(begin)

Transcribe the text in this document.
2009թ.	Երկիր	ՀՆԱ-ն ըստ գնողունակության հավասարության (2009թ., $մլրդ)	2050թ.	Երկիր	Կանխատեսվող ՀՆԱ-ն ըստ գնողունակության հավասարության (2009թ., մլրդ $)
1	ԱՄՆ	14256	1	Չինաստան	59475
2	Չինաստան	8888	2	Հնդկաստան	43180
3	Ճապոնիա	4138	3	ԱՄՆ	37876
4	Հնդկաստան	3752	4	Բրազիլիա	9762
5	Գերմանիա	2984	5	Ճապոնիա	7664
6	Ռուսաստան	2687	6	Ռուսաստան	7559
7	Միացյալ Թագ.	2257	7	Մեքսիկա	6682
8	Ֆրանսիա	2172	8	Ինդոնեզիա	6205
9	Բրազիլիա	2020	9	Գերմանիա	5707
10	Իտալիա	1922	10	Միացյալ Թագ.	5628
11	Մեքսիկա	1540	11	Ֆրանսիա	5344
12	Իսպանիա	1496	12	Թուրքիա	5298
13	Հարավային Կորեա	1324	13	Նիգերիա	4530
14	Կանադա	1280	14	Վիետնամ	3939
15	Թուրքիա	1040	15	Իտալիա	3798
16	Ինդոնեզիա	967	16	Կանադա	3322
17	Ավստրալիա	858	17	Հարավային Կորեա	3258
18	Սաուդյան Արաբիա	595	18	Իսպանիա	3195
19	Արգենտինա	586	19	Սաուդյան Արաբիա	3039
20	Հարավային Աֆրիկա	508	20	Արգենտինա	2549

(end)
(begin)

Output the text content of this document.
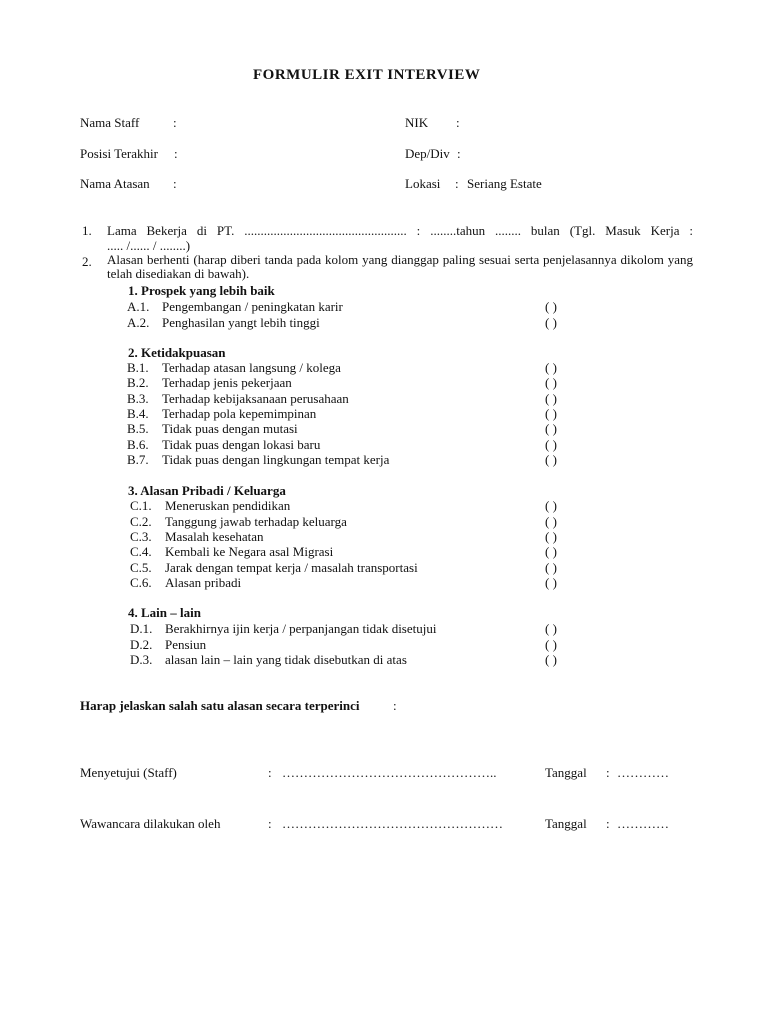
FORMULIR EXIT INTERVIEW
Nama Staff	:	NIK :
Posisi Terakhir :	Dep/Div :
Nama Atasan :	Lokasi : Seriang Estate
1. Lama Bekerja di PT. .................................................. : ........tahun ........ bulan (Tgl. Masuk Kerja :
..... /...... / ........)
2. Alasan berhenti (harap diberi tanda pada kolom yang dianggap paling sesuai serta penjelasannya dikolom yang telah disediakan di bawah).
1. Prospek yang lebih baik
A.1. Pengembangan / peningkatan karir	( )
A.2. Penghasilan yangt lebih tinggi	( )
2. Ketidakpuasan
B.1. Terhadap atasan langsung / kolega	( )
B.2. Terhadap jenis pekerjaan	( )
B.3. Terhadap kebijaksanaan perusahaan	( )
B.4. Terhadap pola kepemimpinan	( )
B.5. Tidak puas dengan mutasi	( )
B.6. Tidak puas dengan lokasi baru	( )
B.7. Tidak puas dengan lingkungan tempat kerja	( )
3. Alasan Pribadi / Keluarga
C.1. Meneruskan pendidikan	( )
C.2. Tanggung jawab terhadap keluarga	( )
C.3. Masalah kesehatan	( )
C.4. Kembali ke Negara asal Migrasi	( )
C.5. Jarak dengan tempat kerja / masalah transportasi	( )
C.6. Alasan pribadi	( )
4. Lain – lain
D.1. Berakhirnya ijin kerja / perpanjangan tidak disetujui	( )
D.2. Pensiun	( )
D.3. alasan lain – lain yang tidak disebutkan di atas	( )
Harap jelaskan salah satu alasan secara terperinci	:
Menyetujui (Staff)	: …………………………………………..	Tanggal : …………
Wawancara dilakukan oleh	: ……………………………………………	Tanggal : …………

(end)
(begin)

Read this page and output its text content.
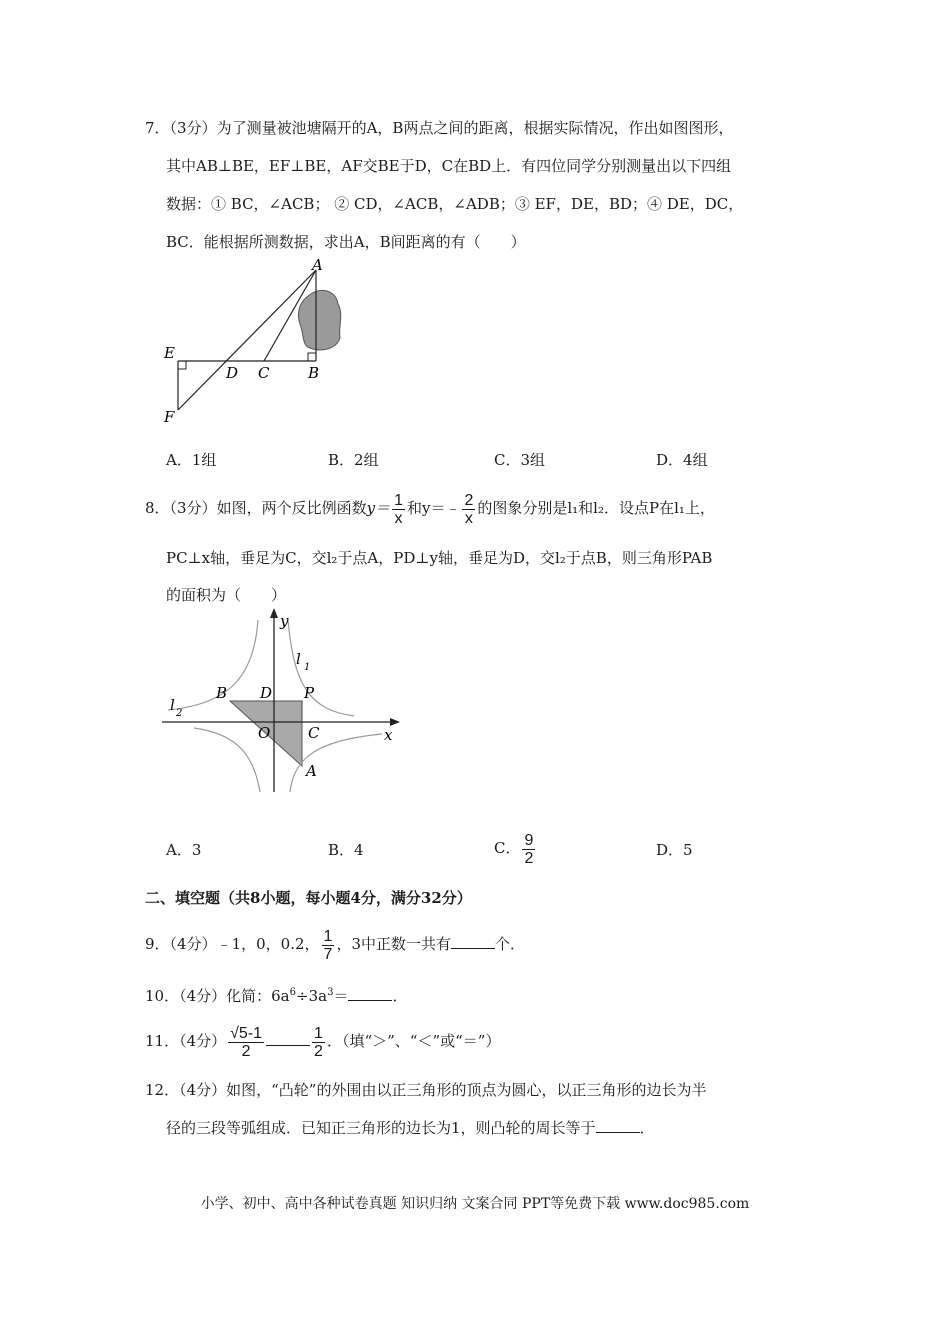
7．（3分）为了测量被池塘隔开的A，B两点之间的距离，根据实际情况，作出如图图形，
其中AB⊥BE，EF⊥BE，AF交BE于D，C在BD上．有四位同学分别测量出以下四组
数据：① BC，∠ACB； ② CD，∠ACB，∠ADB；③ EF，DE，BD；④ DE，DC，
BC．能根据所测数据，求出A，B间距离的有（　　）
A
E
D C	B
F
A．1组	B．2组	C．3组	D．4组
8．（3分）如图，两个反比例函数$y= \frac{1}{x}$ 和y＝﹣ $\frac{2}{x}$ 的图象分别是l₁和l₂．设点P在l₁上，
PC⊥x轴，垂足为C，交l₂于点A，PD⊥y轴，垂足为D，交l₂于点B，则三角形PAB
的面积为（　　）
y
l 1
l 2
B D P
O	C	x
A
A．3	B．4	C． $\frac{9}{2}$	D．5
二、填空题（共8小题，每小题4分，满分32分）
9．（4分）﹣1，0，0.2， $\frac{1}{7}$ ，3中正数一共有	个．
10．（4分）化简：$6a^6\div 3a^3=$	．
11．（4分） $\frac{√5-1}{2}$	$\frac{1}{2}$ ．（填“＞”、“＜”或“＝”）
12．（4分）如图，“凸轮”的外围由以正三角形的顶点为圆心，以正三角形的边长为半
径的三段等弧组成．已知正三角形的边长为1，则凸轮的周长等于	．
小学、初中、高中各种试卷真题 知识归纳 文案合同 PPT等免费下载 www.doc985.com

(end)

● **Problem details**
Using the listing, collect all lines in which the string "Կորեա" is found.

● **Expected output**
13	Հարավային Կորեա	1324	13	Նիգերիա	4530
17	Ավստրալիա	858	17	Հարավային Կորեա	3258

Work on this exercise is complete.